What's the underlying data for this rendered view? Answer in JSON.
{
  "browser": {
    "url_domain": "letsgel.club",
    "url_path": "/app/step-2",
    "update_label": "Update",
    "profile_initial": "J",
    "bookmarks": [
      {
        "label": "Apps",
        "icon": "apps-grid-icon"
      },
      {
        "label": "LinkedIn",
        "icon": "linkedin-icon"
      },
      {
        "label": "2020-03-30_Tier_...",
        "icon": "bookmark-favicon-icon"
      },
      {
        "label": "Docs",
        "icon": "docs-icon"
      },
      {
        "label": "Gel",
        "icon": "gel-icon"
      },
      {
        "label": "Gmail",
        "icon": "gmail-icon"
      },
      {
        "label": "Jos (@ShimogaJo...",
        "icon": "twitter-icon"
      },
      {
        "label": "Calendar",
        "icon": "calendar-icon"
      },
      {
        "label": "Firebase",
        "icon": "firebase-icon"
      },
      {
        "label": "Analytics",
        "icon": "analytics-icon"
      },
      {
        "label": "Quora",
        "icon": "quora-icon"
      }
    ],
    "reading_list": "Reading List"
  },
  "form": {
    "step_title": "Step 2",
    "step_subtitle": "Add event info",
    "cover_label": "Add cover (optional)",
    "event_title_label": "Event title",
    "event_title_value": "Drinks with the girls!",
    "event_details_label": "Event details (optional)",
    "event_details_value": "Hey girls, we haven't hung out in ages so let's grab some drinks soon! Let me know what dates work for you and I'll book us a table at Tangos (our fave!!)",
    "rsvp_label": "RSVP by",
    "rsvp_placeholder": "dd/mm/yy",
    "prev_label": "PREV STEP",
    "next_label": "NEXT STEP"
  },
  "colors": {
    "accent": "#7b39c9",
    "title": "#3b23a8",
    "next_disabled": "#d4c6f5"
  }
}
....
§ **WHAT IS BEING ASKED**
Reproduce each record exactly as it appears.

§ **SOLUTION TO THE PROBLEM**
What's the underlying data for this rendered view? Answer in JSON.
{
  "browser": {
    "url_domain": "letsgel.club",
    "url_path": "/app/step-2",
    "update_label": "Update",
    "profile_initial": "J",
    "bookmarks": [
      {
        "label": "Apps",
        "icon": "apps-grid-icon"
      },
      {
        "label": "LinkedIn",
        "icon": "linkedin-icon"
      },
      {
        "label": "2020-03-30_Tier_...",
        "icon": "bookmark-favicon-icon"
      },
      {
        "label": "Docs",
        "icon": "docs-icon"
      },
      {
        "label": "Gel",
        "icon": "gel-icon"
      },
      {
        "label": "Gmail",
        "icon": "gmail-icon"
      },
      {
        "label": "Jos (@ShimogaJo...",
        "icon": "twitter-icon"
      },
      {
        "label": "Calendar",
        "icon": "calendar-icon"
      },
      {
        "label": "Firebase",
        "icon": "firebase-icon"
      },
      {
        "label": "Analytics",
        "icon": "analytics-icon"
      },
      {
        "label": "Quora",
        "icon": "quora-icon"
      }
    ],
    "reading_list": "Reading List"
  },
  "form": {
    "step_title": "Step 2",
    "step_subtitle": "Add event info",
    "cover_label": "Add cover (optional)",
    "event_title_label": "Event title",
    "event_title_value": "Drinks with the girls!",
    "event_details_label": "Event details (optional)",
    "event_details_value": "Hey girls, we haven't hung out in ages so let's grab some drinks soon! Let me know what dates work for you and I'll book us a table at Tangos (our fave!!)",
    "rsvp_label": "RSVP by",
    "rsvp_placeholder": "dd/mm/yy",
    "prev_label": "PREV STEP",
    "next_label": "NEXT STEP"
  },
  "colors": {
    "accent": "#7b39c9",
    "title": "#3b23a8",
    "next_disabled": "#d4c6f5"
  }
}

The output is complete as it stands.